• AIM: All lines holding the string "values" are to be shown.
***
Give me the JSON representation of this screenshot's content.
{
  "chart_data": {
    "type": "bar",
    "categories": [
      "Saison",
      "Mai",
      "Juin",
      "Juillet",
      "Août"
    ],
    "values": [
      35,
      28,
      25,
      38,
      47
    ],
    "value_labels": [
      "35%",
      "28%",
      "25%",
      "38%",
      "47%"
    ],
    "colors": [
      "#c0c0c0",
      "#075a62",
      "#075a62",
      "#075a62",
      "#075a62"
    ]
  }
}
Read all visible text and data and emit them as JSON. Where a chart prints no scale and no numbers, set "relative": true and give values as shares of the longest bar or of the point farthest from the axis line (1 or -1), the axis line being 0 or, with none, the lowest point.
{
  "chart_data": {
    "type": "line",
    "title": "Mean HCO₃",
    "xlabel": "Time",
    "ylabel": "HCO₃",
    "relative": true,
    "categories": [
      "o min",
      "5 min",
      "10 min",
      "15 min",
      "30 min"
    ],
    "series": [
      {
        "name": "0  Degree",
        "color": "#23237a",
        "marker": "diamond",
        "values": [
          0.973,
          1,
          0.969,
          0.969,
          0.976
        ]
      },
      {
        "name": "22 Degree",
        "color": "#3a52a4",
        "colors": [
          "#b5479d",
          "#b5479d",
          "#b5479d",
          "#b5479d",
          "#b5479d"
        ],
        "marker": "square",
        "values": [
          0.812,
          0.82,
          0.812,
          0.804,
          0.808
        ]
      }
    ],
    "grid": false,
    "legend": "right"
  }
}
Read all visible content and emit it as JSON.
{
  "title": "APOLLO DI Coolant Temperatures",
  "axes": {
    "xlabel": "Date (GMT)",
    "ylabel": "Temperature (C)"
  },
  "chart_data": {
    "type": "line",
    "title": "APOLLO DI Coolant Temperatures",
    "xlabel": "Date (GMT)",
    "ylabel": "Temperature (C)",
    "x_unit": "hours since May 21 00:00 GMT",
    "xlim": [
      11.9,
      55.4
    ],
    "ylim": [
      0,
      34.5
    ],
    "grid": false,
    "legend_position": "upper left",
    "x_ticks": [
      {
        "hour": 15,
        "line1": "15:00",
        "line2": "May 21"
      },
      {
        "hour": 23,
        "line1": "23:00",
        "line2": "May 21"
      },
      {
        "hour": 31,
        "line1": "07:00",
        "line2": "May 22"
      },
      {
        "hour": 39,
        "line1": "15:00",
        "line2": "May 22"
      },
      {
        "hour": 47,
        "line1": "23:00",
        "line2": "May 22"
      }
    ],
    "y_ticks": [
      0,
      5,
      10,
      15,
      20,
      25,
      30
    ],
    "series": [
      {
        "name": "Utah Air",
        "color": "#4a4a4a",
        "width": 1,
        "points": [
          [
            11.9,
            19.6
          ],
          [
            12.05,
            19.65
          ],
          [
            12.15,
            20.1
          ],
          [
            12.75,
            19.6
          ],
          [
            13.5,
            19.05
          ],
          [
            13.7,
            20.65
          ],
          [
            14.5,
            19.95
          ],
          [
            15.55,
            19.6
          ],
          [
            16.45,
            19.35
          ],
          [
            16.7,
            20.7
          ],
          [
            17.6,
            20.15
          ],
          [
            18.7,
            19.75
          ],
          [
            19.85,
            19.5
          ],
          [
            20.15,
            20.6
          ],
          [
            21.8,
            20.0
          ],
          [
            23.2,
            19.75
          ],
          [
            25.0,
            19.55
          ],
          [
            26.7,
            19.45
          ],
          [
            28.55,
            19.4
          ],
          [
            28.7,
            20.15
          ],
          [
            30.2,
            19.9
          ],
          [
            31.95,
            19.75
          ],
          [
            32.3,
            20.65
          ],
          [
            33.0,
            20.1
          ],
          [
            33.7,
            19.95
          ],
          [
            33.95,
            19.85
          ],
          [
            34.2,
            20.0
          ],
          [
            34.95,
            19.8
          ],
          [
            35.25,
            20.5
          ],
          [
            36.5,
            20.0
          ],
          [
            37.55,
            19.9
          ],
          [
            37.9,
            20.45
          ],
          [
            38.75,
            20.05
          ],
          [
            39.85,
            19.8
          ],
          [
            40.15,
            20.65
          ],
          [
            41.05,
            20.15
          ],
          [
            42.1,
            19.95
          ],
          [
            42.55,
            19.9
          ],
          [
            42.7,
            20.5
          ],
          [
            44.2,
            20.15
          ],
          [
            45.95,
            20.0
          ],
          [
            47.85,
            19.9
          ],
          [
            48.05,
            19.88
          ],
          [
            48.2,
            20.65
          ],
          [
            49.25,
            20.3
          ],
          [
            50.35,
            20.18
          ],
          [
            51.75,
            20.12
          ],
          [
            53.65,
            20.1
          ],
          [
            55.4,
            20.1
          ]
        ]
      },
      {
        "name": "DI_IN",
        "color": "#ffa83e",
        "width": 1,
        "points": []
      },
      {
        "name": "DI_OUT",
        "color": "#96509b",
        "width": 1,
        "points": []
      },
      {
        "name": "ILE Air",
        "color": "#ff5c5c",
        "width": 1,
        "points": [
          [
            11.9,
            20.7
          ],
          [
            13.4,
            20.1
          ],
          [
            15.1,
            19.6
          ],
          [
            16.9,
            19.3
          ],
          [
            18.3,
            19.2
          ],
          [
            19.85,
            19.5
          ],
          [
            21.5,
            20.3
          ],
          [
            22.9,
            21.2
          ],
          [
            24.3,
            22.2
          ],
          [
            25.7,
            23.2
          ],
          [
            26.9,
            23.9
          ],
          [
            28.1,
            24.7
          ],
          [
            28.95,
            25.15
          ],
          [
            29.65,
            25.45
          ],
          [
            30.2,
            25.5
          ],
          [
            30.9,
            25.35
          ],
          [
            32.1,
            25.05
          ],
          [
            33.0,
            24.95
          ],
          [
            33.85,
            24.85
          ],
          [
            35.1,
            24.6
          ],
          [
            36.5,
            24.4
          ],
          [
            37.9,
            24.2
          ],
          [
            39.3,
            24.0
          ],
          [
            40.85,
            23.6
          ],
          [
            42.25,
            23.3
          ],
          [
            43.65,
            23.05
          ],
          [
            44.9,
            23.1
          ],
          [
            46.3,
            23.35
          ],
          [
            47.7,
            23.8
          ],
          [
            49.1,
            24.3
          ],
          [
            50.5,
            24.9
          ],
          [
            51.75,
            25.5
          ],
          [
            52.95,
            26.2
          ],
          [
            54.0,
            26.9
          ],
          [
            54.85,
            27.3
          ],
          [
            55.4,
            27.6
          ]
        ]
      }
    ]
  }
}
***
• REPLY TO THE TASK:
    "values": [
Read all visible text and data and emit them as JSON. Where a chart prints no scale and no numbers, set "relative": true and give values as shares of the longest bar or of the point farthest from the axis line (1 or -1), the axis line being 0 or, with none, the lowest point.
        "values": [
        "values": [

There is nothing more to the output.